**EXERCISE**
Each line that follows should be printed again exactly as it stands.

Data entries for graphics
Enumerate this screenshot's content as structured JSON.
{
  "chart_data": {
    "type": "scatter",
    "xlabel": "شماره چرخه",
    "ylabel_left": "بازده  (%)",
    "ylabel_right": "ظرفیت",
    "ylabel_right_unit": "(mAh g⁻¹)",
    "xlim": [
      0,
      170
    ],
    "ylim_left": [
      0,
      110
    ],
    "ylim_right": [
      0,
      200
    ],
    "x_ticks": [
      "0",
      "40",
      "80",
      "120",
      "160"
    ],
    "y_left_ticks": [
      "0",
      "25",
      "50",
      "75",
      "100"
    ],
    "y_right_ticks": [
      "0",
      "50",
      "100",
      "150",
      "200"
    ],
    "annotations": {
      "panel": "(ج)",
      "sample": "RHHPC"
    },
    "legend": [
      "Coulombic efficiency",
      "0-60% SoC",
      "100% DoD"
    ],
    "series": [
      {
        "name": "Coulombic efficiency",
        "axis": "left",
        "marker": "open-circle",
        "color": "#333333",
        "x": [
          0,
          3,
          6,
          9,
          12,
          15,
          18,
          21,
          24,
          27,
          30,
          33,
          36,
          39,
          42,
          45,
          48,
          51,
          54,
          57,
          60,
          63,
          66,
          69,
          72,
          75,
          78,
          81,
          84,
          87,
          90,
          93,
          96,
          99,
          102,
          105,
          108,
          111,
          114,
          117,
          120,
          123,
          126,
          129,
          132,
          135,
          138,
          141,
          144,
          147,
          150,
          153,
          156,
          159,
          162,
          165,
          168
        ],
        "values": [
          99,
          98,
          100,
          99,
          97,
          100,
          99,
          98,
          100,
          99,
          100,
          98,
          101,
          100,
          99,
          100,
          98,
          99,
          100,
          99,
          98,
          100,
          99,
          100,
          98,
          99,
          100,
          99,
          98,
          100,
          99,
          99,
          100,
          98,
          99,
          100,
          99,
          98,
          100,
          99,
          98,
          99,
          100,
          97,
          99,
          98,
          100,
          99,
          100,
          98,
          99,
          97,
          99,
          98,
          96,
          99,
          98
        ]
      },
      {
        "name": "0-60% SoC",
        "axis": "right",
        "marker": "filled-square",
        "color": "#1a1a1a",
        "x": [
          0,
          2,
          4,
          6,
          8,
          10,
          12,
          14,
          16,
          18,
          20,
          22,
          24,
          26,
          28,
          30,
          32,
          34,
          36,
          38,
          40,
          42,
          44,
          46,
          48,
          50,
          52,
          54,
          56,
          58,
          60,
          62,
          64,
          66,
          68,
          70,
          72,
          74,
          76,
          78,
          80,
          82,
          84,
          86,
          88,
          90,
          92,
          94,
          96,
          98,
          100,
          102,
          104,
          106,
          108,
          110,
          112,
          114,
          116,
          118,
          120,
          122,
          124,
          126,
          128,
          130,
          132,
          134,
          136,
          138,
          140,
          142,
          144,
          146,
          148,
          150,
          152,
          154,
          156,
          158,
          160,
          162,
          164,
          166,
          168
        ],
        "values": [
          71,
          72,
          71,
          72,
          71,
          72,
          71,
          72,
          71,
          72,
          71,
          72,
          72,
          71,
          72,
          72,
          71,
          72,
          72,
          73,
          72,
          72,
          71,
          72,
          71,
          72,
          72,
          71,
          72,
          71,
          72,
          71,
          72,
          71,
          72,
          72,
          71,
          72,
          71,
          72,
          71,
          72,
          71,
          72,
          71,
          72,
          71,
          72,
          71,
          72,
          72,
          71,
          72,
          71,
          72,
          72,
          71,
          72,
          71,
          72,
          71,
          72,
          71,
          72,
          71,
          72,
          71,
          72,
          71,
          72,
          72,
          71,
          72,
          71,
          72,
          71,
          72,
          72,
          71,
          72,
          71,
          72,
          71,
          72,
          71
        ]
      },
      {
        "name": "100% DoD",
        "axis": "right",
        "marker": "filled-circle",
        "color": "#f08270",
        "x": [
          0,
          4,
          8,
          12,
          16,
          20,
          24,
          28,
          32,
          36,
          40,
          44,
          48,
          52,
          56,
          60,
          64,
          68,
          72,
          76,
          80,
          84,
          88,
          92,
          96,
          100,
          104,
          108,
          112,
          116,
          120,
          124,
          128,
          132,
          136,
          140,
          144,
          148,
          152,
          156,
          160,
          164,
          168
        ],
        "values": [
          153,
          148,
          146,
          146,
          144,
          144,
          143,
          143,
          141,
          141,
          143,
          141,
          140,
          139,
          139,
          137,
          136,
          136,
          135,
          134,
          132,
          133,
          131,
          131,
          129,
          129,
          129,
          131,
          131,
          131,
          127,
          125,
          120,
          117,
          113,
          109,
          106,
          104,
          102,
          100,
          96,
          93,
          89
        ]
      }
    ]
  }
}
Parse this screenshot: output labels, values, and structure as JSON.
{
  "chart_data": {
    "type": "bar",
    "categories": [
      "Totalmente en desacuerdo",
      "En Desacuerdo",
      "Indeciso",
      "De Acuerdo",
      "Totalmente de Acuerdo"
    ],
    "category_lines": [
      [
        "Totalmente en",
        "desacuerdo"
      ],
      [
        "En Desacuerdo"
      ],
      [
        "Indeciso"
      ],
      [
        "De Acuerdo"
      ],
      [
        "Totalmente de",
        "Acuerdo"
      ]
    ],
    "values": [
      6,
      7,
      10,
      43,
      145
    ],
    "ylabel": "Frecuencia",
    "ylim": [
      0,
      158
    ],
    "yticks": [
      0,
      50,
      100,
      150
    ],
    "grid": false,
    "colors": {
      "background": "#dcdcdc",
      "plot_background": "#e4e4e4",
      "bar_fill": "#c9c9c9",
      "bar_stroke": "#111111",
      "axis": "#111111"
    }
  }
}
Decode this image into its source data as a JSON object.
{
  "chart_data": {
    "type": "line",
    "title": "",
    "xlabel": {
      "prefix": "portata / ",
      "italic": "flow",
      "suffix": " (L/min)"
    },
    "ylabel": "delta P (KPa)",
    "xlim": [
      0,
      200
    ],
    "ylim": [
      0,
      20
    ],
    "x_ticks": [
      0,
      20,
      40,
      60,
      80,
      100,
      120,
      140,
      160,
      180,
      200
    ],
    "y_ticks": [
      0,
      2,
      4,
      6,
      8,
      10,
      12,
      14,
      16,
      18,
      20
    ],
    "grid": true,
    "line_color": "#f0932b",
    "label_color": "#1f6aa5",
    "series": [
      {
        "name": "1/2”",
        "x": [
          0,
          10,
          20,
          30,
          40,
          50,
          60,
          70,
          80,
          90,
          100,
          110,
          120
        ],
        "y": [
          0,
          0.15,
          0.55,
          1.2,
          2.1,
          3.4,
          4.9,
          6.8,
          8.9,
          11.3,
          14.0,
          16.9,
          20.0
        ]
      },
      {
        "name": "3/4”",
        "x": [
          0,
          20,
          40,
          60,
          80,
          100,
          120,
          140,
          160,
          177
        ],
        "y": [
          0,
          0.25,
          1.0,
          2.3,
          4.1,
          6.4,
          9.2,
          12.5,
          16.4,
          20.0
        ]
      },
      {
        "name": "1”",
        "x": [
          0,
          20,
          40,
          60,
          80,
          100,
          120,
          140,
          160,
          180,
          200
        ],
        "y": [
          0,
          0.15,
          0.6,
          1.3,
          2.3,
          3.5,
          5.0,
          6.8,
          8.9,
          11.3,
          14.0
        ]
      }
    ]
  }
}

**CORRECT RESPONSE**
Enumerate this screenshot's content as structured JSON.
{
  "chart_data": {
    "type": "scatter",
    "xlabel": "شماره چرخه",
    "ylabel_left": "بازده  (%)",
    "ylabel_right": "ظرفیت",
    "ylabel_right_unit": "(mAh g⁻¹)",
    "xlim": [
      0,
      170
    ],
    "ylim_left": [
      0,
      110
    ],
    "ylim_right": [
      0,
      200
    ],
    "x_ticks": [
      "0",
      "40",
      "80",
      "120",
      "160"
    ],
    "y_left_ticks": [
      "0",
      "25",
      "50",
      "75",
      "100"
    ],
    "y_right_ticks": [
      "0",
      "50",
      "100",
      "150",
      "200"
    ],
    "annotations": {
      "panel": "(ج)",
      "sample": "RHHPC"
    },
    "legend": [
      "Coulombic efficiency",
      "0-60% SoC",
      "100% DoD"
    ],
    "series": [
      {
        "name": "Coulombic efficiency",
        "axis": "left",
        "marker": "open-circle",
        "color": "#333333",
        "x": [
          0,
          3,
          6,
          9,
          12,
          15,
          18,
          21,
          24,
          27,
          30,
          33,
          36,
          39,
          42,
          45,
          48,
          51,
          54,
          57,
          60,
          63,
          66,
          69,
          72,
          75,
          78,
          81,
          84,
          87,
          90,
          93,
          96,
          99,
          102,
          105,
          108,
          111,
          114,
          117,
          120,
          123,
          126,
          129,
          132,
          135,
          138,
          141,
          144,
          147,
          150,
          153,
          156,
          159,
          162,
          165,
          168
        ],
        "values": [
          99,
          98,
          100,
          99,
          97,
          100,
          99,
          98,
          100,
          99,
          100,
          98,
          101,
          100,
          99,
          100,
          98,
          99,
          100,
          99,
          98,
          100,
          99,
          100,
          98,
          99,
          100,
          99,
          98,
          100,
          99,
          99,
          100,
          98,
          99,
          100,
          99,
          98,
          100,
          99,
          98,
          99,
          100,
          97,
          99,
          98,
          100,
          99,
          100,
          98,
          99,
          97,
          99,
          98,
          96,
          99,
          98
        ]
      },
      {
        "name": "0-60% SoC",
        "axis": "right",
        "marker": "filled-square",
        "color": "#1a1a1a",
        "x": [
          0,
          2,
          4,
          6,
          8,
          10,
          12,
          14,
          16,
          18,
          20,
          22,
          24,
          26,
          28,
          30,
          32,
          34,
          36,
          38,
          40,
          42,
          44,
          46,
          48,
          50,
          52,
          54,
          56,
          58,
          60,
          62,
          64,
          66,
          68,
          70,
          72,
          74,
          76,
          78,
          80,
          82,
          84,
          86,
          88,
          90,
          92,
          94,
          96,
          98,
          100,
          102,
          104,
          106,
          108,
          110,
          112,
          114,
          116,
          118,
          120,
          122,
          124,
          126,
          128,
          130,
          132,
          134,
          136,
          138,
          140,
          142,
          144,
          146,
          148,
          150,
          152,
          154,
          156,
          158,
          160,
          162,
          164,
          166,
          168
        ],
        "values": [
          71,
          72,
          71,
          72,
          71,
          72,
          71,
          72,
          71,
          72,
          71,
          72,
          72,
          71,
          72,
          72,
          71,
          72,
          72,
          73,
          72,
          72,
          71,
          72,
          71,
          72,
          72,
          71,
          72,
          71,
          72,
          71,
          72,
          71,
          72,
          72,
          71,
          72,
          71,
          72,
          71,
          72,
          71,
          72,
          71,
          72,
          71,
          72,
          71,
          72,
          72,
          71,
          72,
          71,
          72,
          72,
          71,
          72,
          71,
          72,
          71,
          72,
          71,
          72,
          71,
          72,
          71,
          72,
          71,
          72,
          72,
          71,
          72,
          71,
          72,
          71,
          72,
          72,
          71,
          72,
          71,
          72,
          71,
          72,
          71
        ]
      },
      {
        "name": "100% DoD",
        "axis": "right",
        "marker": "filled-circle",
        "color": "#f08270",
        "x": [
          0,
          4,
          8,
          12,
          16,
          20,
          24,
          28,
          32,
          36,
          40,
          44,
          48,
          52,
          56,
          60,
          64,
          68,
          72,
          76,
          80,
          84,
          88,
          92,
          96,
          100,
          104,
          108,
          112,
          116,
          120,
          124,
          128,
          132,
          136,
          140,
          144,
          148,
          152,
          156,
          160,
          164,
          168
        ],
        "values": [
          153,
          148,
          146,
          146,
          144,
          144,
          143,
          143,
          141,
          141,
          143,
          141,
          140,
          139,
          139,
          137,
          136,
          136,
          135,
          134,
          132,
          133,
          131,
          131,
          129,
          129,
          129,
          131,
          131,
          131,
          127,
          125,
          120,
          117,
          113,
          109,
          106,
          104,
          102,
          100,
          96,
          93,
          89
        ]
      }
    ]
  }
}
Parse this screenshot: output labels, values, and structure as JSON.
{
  "chart_data": {
    "type": "bar",
    "categories": [
      "Totalmente en desacuerdo",
      "En Desacuerdo",
      "Indeciso",
      "De Acuerdo",
      "Totalmente de Acuerdo"
    ],
    "category_lines": [
      [
        "Totalmente en",
        "desacuerdo"
      ],
      [
        "En Desacuerdo"
      ],
      [
        "Indeciso"
      ],
      [
        "De Acuerdo"
      ],
      [
        "Totalmente de",
        "Acuerdo"
      ]
    ],
    "values": [
      6,
      7,
      10,
      43,
      145
    ],
    "ylabel": "Frecuencia",
    "ylim": [
      0,
      158
    ],
    "yticks": [
      0,
      50,
      100,
      150
    ],
    "grid": false,
    "colors": {
      "background": "#dcdcdc",
      "plot_background": "#e4e4e4",
      "bar_fill": "#c9c9c9",
      "bar_stroke": "#111111",
      "axis": "#111111"
    }
  }
}
Decode this image into its source data as a JSON object.
{
  "chart_data": {
    "type": "line",
    "title": "",
    "xlabel": {
      "prefix": "portata / ",
      "italic": "flow",
      "suffix": " (L/min)"
    },
    "ylabel": "delta P (KPa)",
    "xlim": [
      0,
      200
    ],
    "ylim": [
      0,
      20
    ],
    "x_ticks": [
      0,
      20,
      40,
      60,
      80,
      100,
      120,
      140,
      160,
      180,
      200
    ],
    "y_ticks": [
      0,
      2,
      4,
      6,
      8,
      10,
      12,
      14,
      16,
      18,
      20
    ],
    "grid": true,
    "line_color": "#f0932b",
    "label_color": "#1f6aa5",
    "series": [
      {
        "name": "1/2”",
        "x": [
          0,
          10,
          20,
          30,
          40,
          50,
          60,
          70,
          80,
          90,
          100,
          110,
          120
        ],
        "y": [
          0,
          0.15,
          0.55,
          1.2,
          2.1,
          3.4,
          4.9,
          6.8,
          8.9,
          11.3,
          14.0,
          16.9,
          20.0
        ]
      },
      {
        "name": "3/4”",
        "x": [
          0,
          20,
          40,
          60,
          80,
          100,
          120,
          140,
          160,
          177
        ],
        "y": [
          0,
          0.25,
          1.0,
          2.3,
          4.1,
          6.4,
          9.2,
          12.5,
          16.4,
          20.0
        ]
      },
      {
        "name": "1”",
        "x": [
          0,
          20,
          40,
          60,
          80,
          100,
          120,
          140,
          160,
          180,
          200
        ],
        "y": [
          0,
          0.15,
          0.6,
          1.3,
          2.3,
          3.5,
          5.0,
          6.8,
          8.9,
          11.3,
          14.0
        ]
      }
    ]
  }
}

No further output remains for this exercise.